Task statement: Among these lines, how many include "Calibri"? Answer only with the number.

Given information:
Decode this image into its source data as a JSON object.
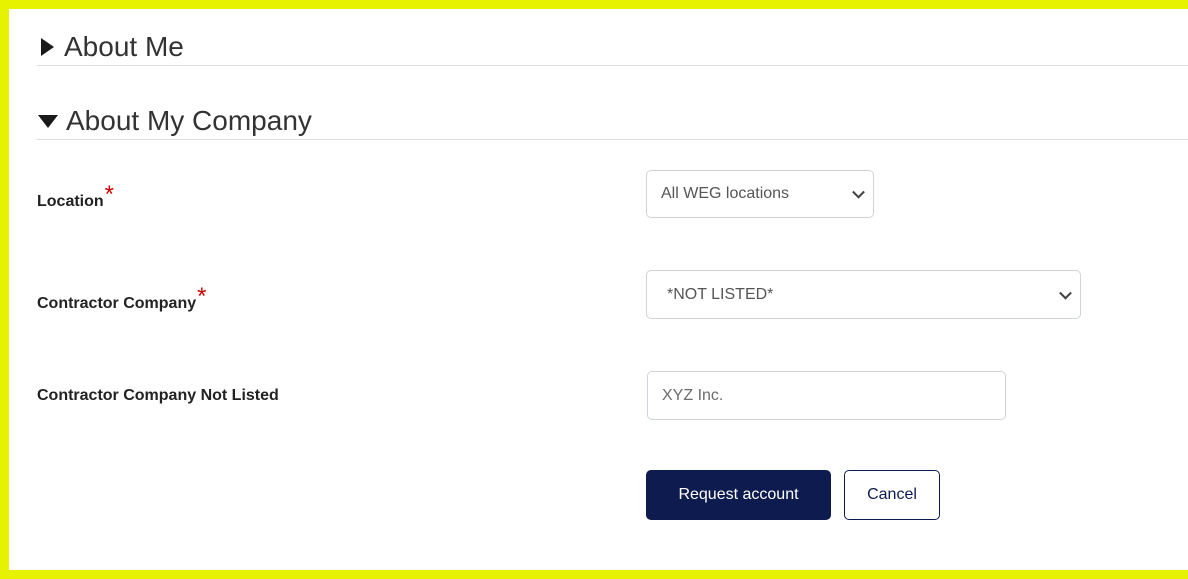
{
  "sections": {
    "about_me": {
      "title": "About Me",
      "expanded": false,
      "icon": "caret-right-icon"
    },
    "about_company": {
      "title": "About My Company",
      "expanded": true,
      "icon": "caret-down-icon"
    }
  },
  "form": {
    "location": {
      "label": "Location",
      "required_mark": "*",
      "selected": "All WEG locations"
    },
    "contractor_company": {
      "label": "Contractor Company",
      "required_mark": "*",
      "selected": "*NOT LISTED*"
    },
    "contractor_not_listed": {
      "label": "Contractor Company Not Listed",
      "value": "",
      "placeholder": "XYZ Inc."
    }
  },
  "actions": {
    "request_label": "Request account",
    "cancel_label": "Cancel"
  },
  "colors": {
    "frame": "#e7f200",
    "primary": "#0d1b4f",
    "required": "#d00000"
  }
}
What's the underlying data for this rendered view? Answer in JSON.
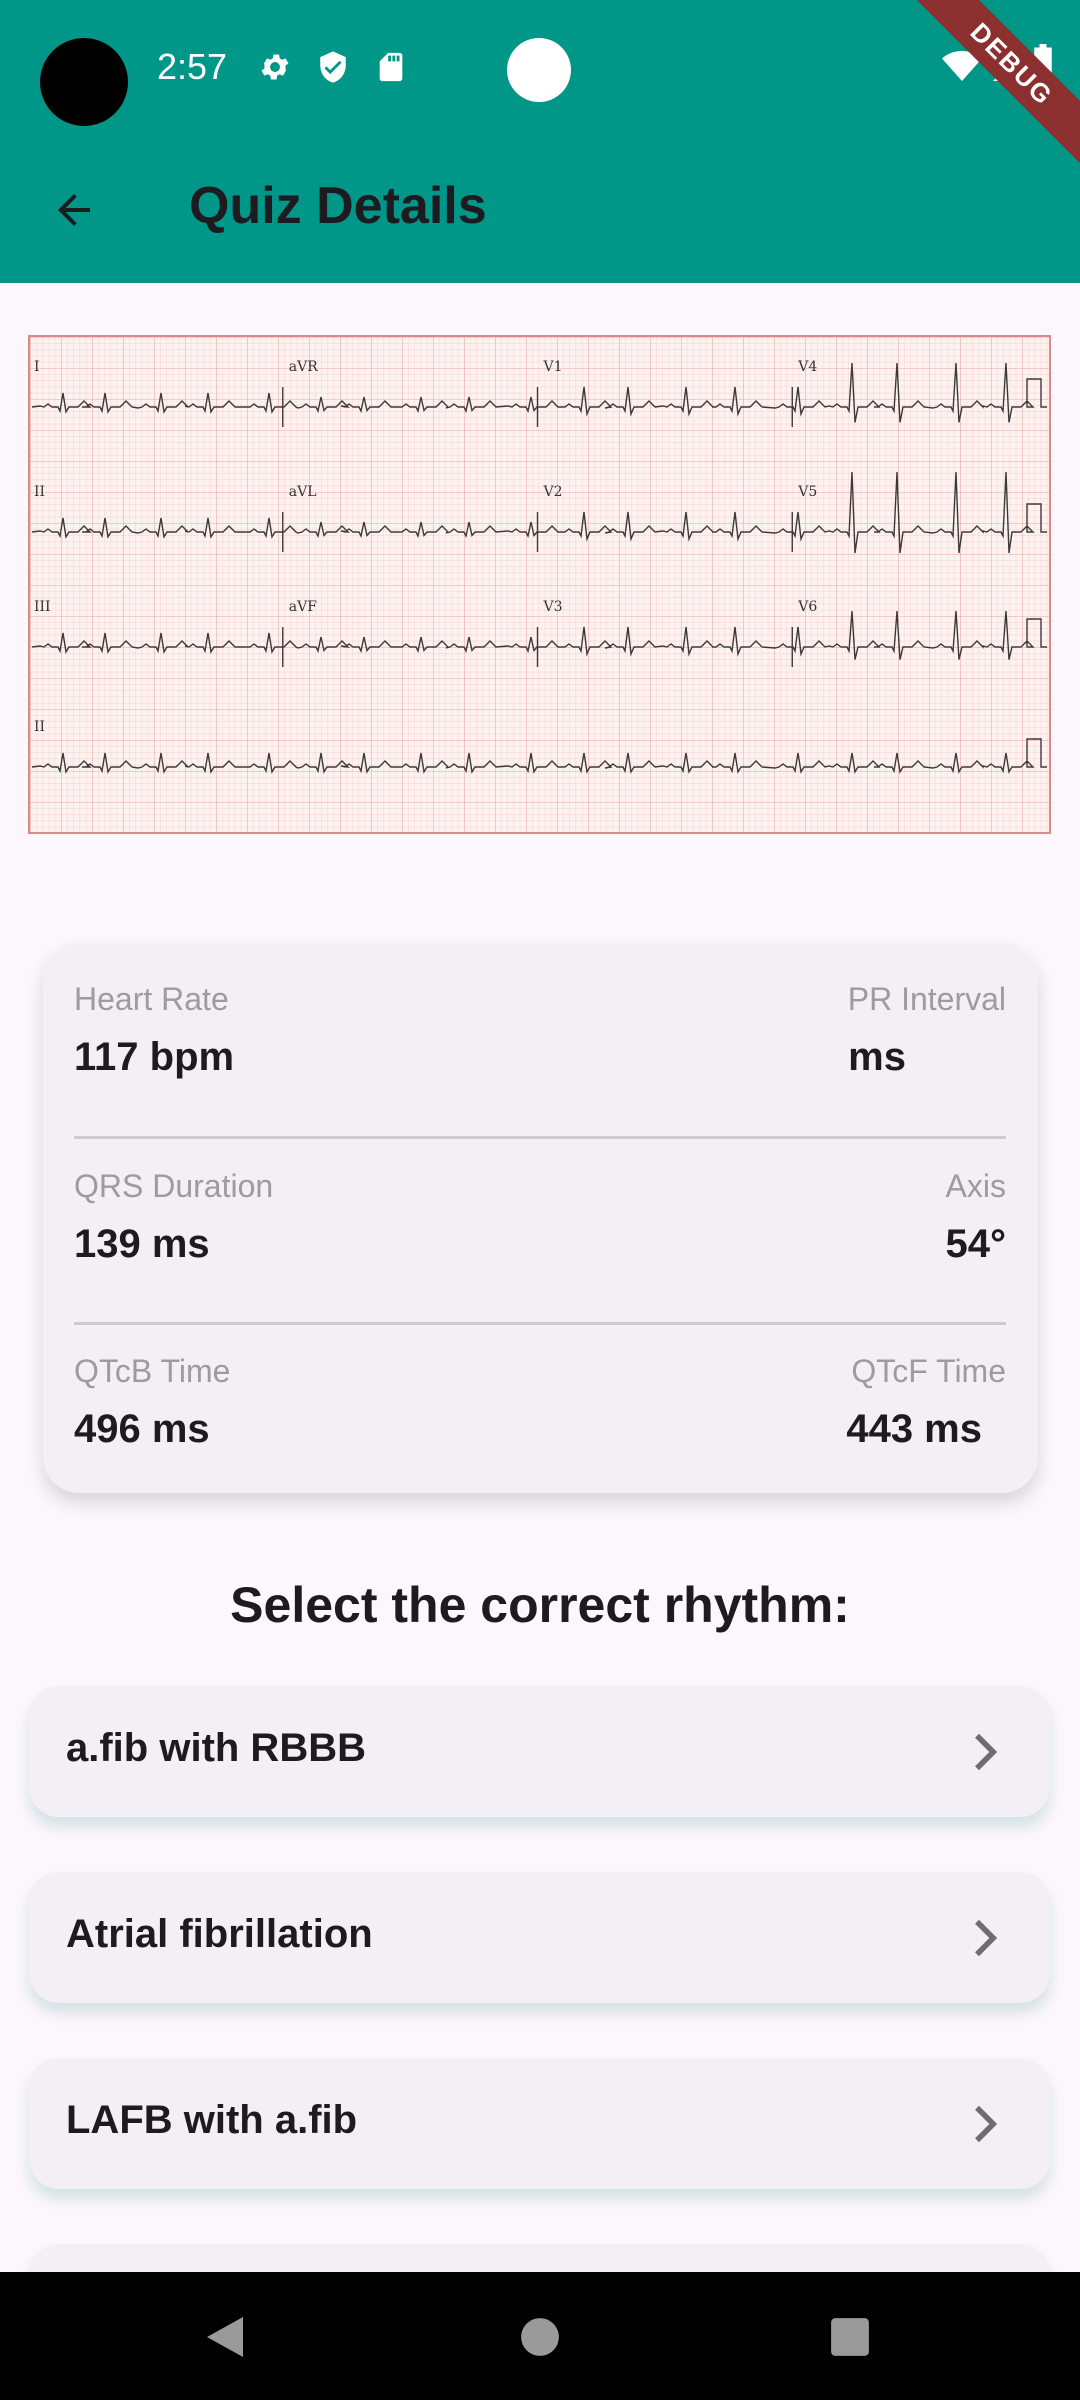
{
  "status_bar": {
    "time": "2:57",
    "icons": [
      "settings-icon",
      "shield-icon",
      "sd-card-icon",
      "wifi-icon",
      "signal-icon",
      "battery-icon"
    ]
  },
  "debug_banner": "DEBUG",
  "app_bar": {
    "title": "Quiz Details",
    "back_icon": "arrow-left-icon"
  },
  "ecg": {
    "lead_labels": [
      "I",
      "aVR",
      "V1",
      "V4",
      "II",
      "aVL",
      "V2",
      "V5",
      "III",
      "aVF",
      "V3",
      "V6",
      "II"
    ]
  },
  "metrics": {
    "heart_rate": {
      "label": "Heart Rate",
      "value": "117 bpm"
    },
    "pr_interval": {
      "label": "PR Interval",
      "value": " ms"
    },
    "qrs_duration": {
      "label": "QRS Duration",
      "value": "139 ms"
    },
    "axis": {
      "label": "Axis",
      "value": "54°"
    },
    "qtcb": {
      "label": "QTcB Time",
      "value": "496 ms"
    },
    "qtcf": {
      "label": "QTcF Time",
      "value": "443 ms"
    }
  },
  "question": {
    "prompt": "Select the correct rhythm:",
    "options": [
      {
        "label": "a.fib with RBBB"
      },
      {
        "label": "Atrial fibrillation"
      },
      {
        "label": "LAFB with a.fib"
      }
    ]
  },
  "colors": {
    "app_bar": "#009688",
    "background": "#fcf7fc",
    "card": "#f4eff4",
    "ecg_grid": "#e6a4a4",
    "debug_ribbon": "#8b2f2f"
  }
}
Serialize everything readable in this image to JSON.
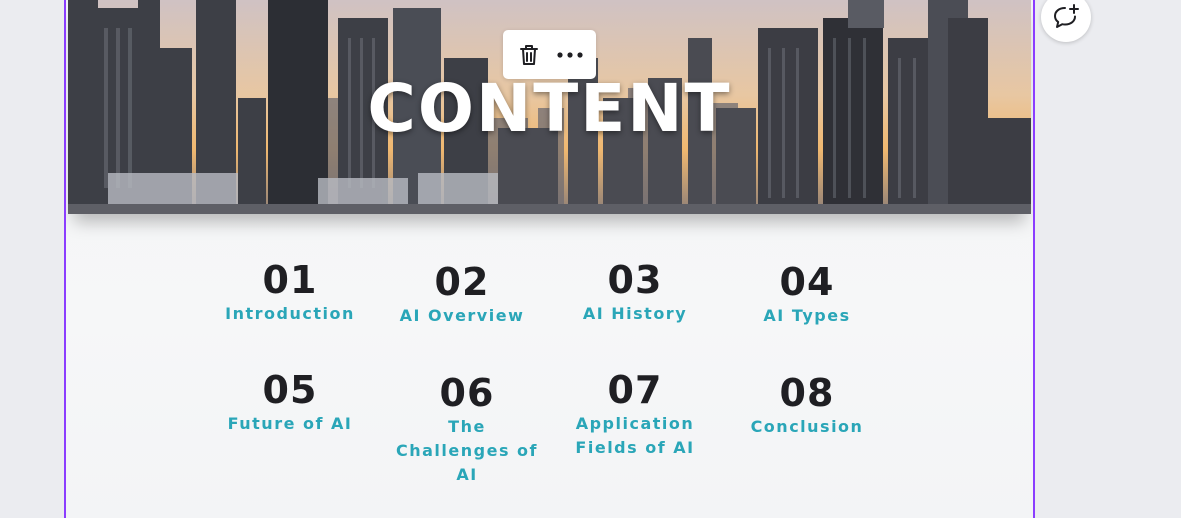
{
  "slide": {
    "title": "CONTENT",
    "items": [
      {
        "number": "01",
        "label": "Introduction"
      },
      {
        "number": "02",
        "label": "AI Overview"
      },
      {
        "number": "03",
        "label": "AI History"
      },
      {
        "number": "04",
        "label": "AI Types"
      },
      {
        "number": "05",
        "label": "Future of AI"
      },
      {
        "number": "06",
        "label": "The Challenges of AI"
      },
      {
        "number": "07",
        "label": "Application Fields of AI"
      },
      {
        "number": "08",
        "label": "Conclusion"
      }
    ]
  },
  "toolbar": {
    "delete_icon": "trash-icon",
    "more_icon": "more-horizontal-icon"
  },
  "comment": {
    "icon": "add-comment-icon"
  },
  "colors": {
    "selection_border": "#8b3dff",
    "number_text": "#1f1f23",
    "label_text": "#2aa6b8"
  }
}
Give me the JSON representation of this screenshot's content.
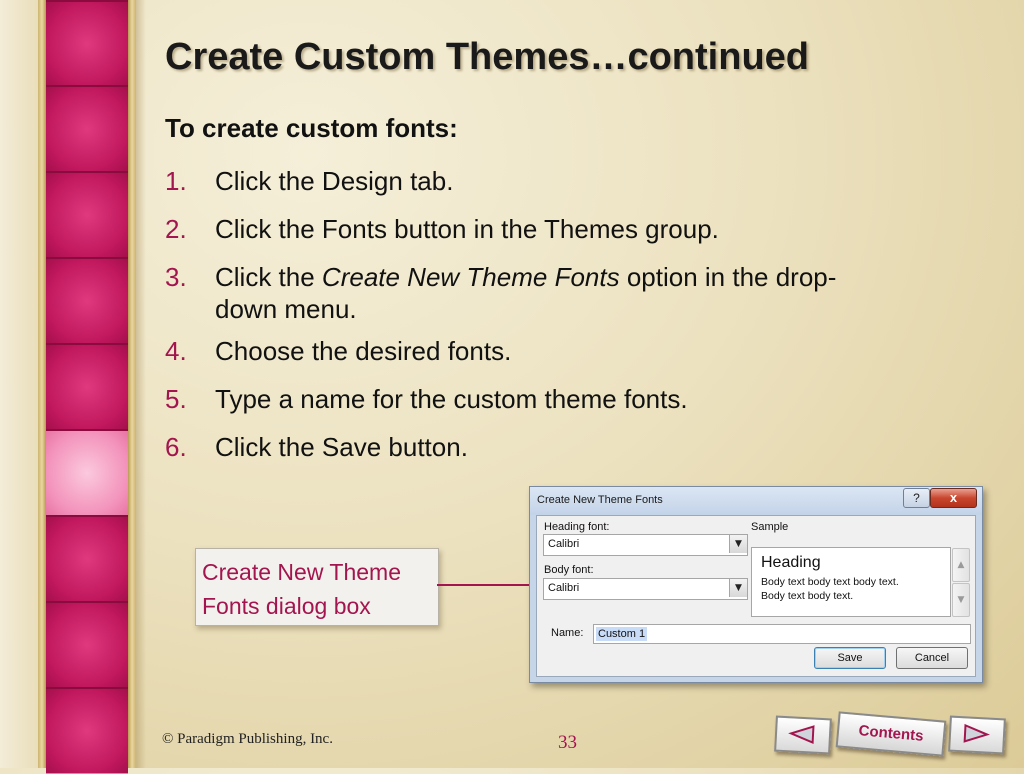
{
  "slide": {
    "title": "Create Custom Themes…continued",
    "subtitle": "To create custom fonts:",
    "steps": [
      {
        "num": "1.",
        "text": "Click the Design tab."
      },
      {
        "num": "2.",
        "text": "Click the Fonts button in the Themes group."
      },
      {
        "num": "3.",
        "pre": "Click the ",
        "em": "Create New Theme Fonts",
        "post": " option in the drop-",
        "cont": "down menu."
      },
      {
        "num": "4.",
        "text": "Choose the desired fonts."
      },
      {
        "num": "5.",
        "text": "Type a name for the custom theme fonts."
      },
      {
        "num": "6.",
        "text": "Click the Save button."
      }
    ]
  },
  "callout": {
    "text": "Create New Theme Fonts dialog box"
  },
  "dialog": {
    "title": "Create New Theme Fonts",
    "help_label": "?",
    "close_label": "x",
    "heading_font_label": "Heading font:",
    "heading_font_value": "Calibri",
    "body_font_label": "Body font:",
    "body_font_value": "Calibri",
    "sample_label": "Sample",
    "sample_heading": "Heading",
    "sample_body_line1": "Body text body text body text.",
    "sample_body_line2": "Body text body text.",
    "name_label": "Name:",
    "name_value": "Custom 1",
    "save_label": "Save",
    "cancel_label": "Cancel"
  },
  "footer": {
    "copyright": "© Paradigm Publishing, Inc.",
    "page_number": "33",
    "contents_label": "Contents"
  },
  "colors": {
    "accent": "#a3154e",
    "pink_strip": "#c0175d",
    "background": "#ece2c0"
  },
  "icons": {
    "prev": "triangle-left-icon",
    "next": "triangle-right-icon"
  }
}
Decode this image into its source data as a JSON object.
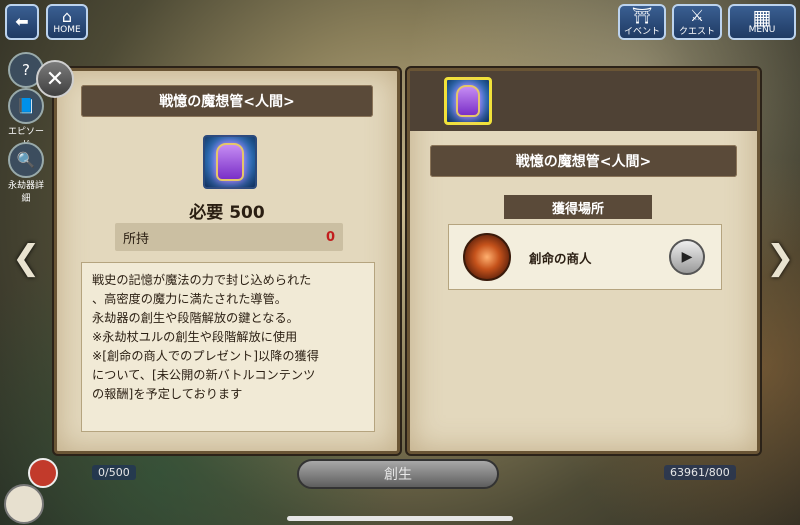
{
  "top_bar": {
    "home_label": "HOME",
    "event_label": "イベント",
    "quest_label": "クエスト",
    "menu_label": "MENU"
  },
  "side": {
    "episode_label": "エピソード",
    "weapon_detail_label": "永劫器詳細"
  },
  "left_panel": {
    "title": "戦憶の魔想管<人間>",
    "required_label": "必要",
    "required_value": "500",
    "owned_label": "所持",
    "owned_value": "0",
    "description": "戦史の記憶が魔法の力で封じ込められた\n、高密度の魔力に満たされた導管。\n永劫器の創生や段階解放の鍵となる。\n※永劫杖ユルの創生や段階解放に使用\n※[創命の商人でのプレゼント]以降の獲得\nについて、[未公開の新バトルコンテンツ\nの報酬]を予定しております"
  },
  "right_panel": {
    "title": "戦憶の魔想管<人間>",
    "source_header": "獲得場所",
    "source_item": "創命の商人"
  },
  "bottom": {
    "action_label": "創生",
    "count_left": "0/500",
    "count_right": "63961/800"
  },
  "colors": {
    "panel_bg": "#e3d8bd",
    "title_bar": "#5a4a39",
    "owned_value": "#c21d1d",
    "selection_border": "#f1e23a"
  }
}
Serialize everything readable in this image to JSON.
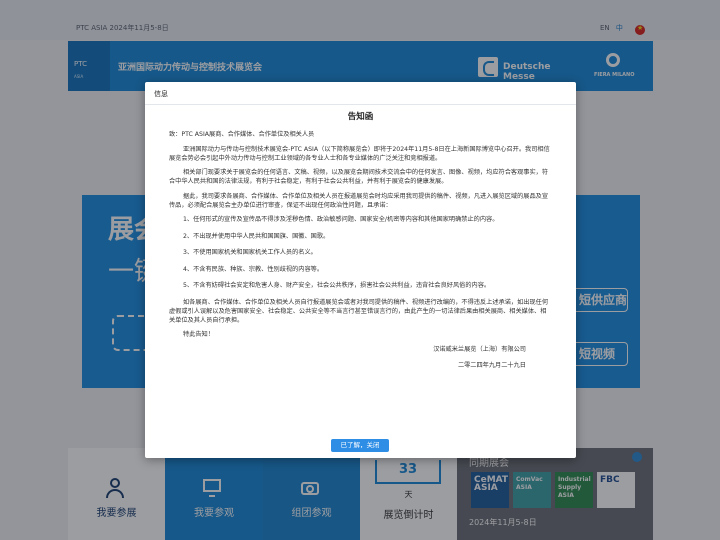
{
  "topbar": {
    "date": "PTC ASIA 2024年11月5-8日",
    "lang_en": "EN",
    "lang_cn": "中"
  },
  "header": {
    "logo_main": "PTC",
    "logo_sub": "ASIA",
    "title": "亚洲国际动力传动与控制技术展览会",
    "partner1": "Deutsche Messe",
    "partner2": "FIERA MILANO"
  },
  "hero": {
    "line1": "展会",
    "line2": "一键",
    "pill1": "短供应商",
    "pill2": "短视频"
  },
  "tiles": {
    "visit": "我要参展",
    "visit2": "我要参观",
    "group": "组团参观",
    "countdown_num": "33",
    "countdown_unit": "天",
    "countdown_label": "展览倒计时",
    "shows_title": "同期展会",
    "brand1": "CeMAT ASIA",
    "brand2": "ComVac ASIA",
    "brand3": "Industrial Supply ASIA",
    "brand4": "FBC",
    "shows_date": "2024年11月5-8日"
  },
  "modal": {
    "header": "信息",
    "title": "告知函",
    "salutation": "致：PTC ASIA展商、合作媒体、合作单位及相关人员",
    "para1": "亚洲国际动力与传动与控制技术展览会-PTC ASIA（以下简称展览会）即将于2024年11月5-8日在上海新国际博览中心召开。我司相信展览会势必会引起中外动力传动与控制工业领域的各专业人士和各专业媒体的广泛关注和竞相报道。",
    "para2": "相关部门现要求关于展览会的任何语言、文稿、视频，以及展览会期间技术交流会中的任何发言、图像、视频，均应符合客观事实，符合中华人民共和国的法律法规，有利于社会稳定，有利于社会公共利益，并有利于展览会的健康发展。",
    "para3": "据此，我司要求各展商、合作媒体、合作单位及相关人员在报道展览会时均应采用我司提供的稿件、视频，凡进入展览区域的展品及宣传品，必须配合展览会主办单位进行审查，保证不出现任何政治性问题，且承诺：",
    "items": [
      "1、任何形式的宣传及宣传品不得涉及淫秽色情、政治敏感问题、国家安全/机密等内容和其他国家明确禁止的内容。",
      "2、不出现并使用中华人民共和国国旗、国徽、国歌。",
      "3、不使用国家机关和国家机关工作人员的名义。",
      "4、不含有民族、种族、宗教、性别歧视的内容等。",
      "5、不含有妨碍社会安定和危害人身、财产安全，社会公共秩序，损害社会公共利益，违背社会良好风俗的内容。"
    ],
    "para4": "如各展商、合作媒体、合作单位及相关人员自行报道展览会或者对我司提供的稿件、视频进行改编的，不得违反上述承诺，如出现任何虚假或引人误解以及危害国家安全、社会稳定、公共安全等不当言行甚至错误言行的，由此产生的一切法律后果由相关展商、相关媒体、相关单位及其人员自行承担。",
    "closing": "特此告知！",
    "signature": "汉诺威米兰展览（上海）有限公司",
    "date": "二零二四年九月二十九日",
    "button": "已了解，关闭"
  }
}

Reply to the task: 2